Set exercise ::
Reproduce every line in the listing that contains the word "Summary".

Records to use ::

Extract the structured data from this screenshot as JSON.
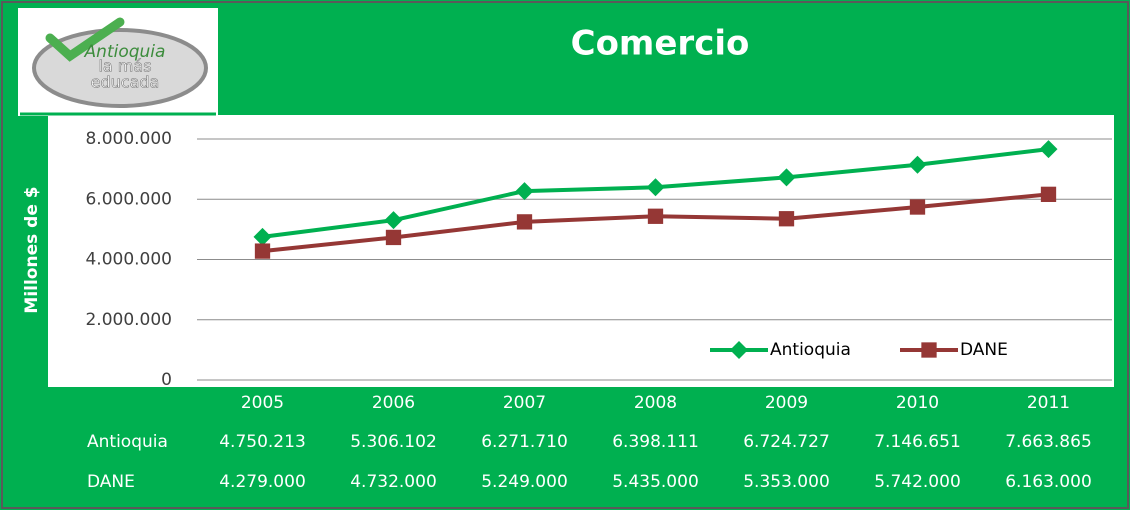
{
  "logo": [
    "Antioquia",
    "la más",
    "educada"
  ],
  "chart_data": {
    "type": "line",
    "title": "Comercio",
    "y_label": "Millones de $",
    "categories": [
      "2005",
      "2006",
      "2007",
      "2008",
      "2009",
      "2010",
      "2011"
    ],
    "series": [
      {
        "name": "Antioquia",
        "color": "#00b050",
        "marker": "diamond",
        "values": [
          4750213,
          5306102,
          6271710,
          6398111,
          6724727,
          7146651,
          7663865
        ],
        "value_labels": [
          "4.750.213",
          "5.306.102",
          "6.271.710",
          "6.398.111",
          "6.724.727",
          "7.146.651",
          "7.663.865"
        ]
      },
      {
        "name": "DANE",
        "color": "#953735",
        "marker": "square",
        "values": [
          4279000,
          4732000,
          5249000,
          5435000,
          5353000,
          5742000,
          6163000
        ],
        "value_labels": [
          "4.279.000",
          "4.732.000",
          "5.249.000",
          "5.435.000",
          "5.353.000",
          "5.742.000",
          "6.163.000"
        ]
      }
    ],
    "ylim": [
      0,
      8000000
    ],
    "yticks": [
      0,
      {
        "value": 2000000,
        "label": "2.000.000"
      },
      {
        "value": 4000000,
        "label": "4.000.000"
      },
      {
        "value": 6000000,
        "label": "6.000.000"
      },
      {
        "value": 8000000,
        "label": "8.000.000"
      }
    ],
    "grid": true,
    "legend": "lower right",
    "data_table": true
  }
}
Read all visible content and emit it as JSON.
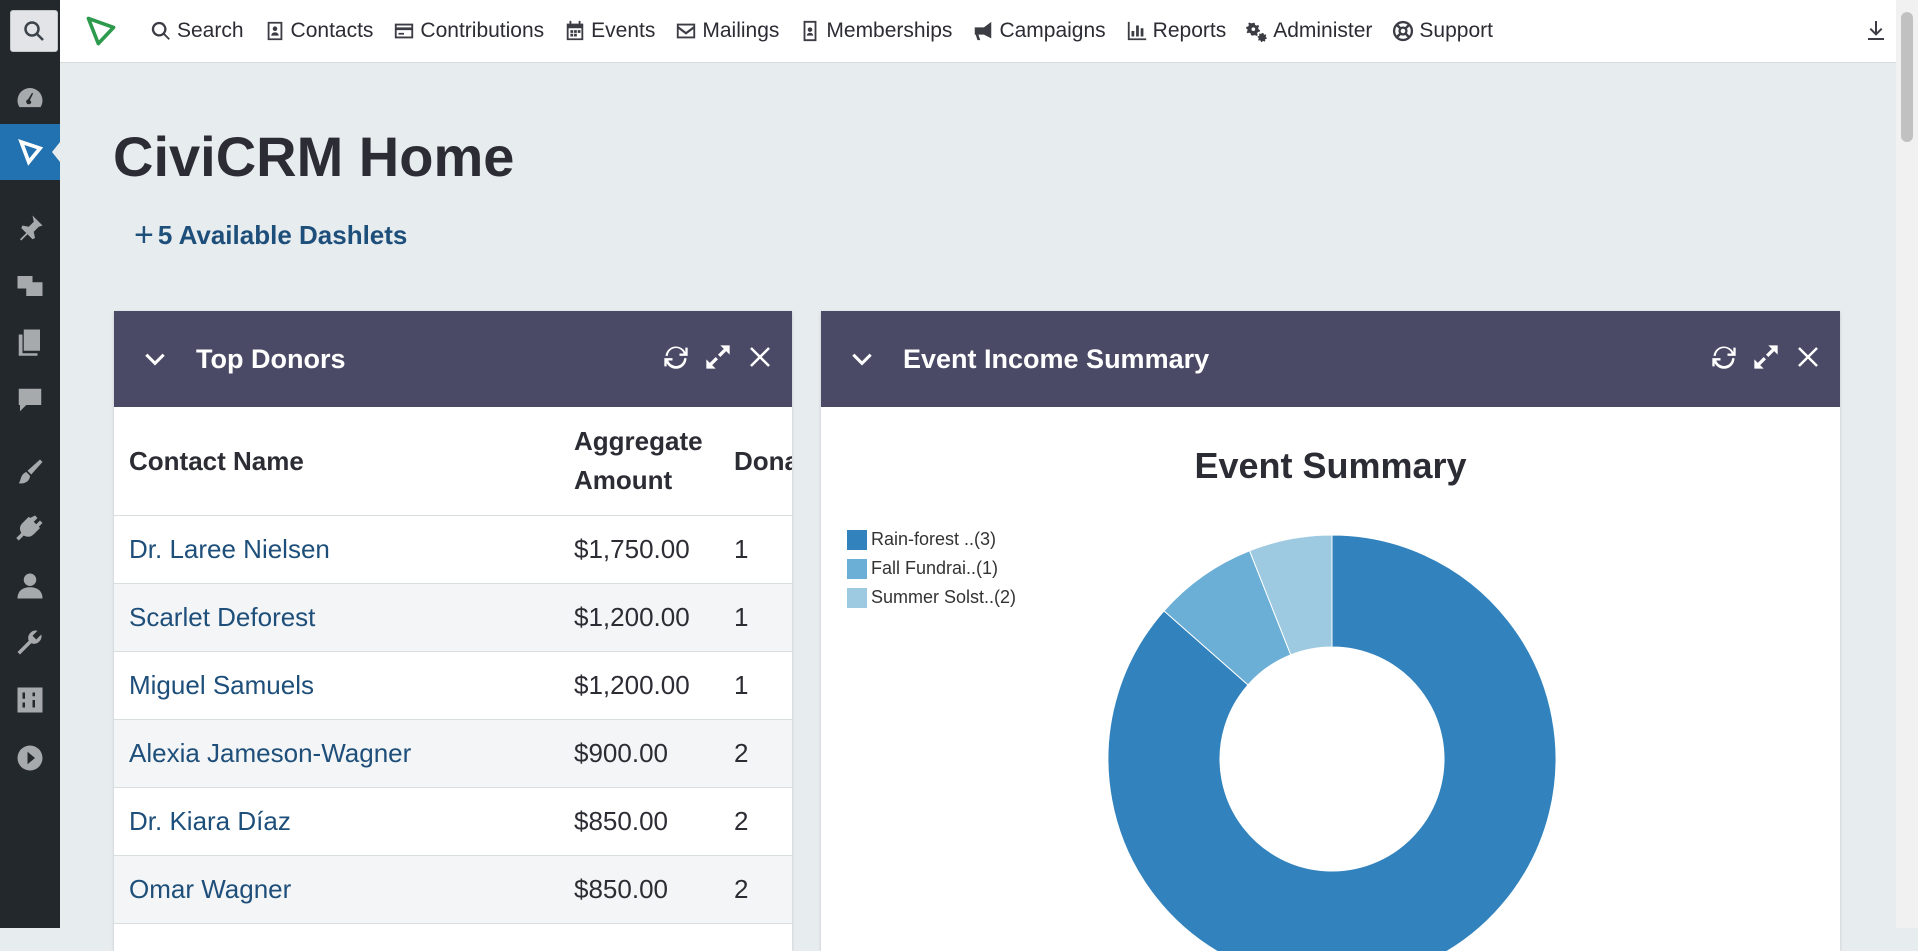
{
  "menubar": {
    "items": [
      {
        "label": "Search",
        "icon": "search-icon"
      },
      {
        "label": "Contacts",
        "icon": "contact-card-icon"
      },
      {
        "label": "Contributions",
        "icon": "credit-card-icon"
      },
      {
        "label": "Events",
        "icon": "calendar-icon"
      },
      {
        "label": "Mailings",
        "icon": "envelope-icon"
      },
      {
        "label": "Memberships",
        "icon": "id-badge-icon"
      },
      {
        "label": "Campaigns",
        "icon": "bullhorn-icon"
      },
      {
        "label": "Reports",
        "icon": "bar-chart-icon"
      },
      {
        "label": "Administer",
        "icon": "gears-icon"
      },
      {
        "label": "Support",
        "icon": "lifering-icon"
      }
    ]
  },
  "page": {
    "title": "CiviCRM Home",
    "dashlets_link": "5 Available Dashlets"
  },
  "top_donors": {
    "title": "Top Donors",
    "columns": [
      "Contact Name",
      "Aggregate Amount",
      "Dona"
    ],
    "rows": [
      {
        "name": "Dr. Laree Nielsen",
        "amount": "$1,750.00",
        "count": "1"
      },
      {
        "name": "Scarlet Deforest",
        "amount": "$1,200.00",
        "count": "1"
      },
      {
        "name": "Miguel Samuels",
        "amount": "$1,200.00",
        "count": "1"
      },
      {
        "name": "Alexia Jameson-Wagner",
        "amount": "$900.00",
        "count": "2"
      },
      {
        "name": "Dr. Kiara Díaz",
        "amount": "$850.00",
        "count": "2"
      },
      {
        "name": "Omar Wagner",
        "amount": "$850.00",
        "count": "2"
      }
    ]
  },
  "event_income": {
    "title": "Event Income Summary"
  },
  "chart_data": {
    "type": "pie",
    "title": "Event Summary",
    "legend_position": "top-left",
    "categories": [
      "Rain-forest ..(3)",
      "Fall Fundrai..(1)",
      "Summer Solst..(2)"
    ],
    "values": [
      86.5,
      7.5,
      6.0
    ],
    "colors": [
      "#3182bd",
      "#6baed6",
      "#9ecae1"
    ],
    "donut": true
  }
}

Final result ::
    "title": "Event Income Summary"
    "title": "Event Summary",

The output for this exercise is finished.